- _Exercise details_
Determine how many lines of the entries contain "required". Reply with that number alone.

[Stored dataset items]
════════════════

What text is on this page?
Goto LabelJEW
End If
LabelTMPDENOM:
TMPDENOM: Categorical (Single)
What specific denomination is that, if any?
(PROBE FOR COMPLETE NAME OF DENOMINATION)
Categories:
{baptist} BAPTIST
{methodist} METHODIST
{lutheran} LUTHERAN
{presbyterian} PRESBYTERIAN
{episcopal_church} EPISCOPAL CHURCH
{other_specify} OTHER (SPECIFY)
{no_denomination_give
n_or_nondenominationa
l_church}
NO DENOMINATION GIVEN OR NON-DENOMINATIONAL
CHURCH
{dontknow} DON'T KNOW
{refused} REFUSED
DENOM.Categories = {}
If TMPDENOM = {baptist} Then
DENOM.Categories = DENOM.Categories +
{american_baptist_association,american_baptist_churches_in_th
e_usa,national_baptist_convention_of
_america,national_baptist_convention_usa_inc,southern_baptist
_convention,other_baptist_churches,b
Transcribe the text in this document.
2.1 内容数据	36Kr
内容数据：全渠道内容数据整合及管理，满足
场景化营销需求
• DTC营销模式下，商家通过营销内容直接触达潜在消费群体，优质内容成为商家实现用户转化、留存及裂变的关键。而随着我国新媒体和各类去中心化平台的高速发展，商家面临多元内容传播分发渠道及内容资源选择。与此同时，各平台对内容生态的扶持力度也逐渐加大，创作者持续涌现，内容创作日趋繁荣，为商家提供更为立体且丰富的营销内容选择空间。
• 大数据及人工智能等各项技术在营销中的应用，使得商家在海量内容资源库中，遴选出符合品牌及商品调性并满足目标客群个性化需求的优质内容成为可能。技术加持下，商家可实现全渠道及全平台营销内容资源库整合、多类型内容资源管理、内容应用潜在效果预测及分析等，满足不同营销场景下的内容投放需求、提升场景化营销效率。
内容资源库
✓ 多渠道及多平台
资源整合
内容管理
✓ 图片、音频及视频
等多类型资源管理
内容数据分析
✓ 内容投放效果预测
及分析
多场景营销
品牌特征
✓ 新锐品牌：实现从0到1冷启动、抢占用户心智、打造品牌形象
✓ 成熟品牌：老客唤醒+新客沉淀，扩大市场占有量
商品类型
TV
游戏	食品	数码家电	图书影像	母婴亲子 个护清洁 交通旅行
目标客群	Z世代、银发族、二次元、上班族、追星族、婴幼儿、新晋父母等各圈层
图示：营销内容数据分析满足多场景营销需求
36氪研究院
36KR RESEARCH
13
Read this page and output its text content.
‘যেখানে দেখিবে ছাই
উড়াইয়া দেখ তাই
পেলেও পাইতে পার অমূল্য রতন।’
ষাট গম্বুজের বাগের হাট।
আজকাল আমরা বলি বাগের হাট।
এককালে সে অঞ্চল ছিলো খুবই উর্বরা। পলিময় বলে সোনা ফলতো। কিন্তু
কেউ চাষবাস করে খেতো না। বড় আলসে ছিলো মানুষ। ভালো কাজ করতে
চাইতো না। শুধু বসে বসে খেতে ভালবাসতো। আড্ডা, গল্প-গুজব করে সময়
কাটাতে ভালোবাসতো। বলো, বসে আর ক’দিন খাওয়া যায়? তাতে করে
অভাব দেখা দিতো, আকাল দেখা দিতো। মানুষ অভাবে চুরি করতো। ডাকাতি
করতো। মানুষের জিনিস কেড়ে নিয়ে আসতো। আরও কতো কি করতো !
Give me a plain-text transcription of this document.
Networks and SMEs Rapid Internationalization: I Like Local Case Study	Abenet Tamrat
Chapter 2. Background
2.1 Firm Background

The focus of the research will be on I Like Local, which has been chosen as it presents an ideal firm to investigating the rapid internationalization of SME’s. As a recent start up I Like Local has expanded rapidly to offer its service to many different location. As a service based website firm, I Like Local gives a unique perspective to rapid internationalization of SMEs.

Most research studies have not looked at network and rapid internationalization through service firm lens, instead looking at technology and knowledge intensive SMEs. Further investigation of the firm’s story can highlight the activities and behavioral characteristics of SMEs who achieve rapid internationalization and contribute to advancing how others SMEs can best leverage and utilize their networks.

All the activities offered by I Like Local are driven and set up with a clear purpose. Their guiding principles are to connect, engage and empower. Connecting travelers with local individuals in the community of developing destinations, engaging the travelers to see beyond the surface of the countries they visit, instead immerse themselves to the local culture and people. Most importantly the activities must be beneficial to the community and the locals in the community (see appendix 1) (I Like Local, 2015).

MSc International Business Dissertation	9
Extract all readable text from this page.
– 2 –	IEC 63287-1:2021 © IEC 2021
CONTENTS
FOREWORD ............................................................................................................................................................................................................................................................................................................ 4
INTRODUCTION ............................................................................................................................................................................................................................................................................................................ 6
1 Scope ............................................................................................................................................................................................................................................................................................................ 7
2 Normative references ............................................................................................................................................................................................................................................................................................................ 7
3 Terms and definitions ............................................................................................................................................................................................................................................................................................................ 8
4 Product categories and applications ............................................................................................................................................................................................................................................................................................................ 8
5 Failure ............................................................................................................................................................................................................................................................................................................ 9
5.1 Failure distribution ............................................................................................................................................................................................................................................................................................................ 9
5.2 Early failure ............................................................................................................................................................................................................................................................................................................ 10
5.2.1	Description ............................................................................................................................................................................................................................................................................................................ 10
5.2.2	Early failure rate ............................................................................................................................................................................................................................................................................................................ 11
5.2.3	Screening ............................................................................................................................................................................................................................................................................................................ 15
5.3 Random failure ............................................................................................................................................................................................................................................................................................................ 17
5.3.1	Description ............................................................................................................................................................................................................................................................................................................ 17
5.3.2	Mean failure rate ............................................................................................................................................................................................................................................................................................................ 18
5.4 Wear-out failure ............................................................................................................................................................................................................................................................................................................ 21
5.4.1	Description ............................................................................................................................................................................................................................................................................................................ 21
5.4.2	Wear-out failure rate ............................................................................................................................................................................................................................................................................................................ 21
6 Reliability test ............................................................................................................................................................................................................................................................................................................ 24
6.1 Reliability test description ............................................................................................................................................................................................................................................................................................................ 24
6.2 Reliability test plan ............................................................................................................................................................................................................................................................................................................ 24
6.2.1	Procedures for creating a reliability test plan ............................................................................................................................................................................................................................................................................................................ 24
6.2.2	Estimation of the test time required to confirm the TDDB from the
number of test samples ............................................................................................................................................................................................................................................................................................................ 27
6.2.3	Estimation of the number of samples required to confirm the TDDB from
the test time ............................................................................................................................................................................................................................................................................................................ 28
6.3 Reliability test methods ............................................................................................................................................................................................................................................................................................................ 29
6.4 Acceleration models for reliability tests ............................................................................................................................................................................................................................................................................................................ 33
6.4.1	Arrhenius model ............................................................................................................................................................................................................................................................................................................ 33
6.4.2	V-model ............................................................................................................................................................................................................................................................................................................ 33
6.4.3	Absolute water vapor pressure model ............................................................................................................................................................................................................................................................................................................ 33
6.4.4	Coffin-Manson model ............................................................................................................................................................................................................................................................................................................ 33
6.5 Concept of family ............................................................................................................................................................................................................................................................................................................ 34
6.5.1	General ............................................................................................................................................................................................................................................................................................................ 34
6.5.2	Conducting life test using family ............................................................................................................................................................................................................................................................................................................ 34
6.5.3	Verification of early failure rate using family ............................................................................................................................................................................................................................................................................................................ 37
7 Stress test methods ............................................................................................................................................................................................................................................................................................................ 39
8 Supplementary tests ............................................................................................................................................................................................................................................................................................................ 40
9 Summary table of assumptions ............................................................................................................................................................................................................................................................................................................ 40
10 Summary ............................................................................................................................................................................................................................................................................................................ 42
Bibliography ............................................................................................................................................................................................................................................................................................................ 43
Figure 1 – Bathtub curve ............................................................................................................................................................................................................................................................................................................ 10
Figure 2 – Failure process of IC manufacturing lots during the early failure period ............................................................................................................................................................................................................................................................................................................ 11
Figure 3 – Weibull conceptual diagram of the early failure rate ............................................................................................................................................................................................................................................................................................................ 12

════════════════

- _Complete output_
2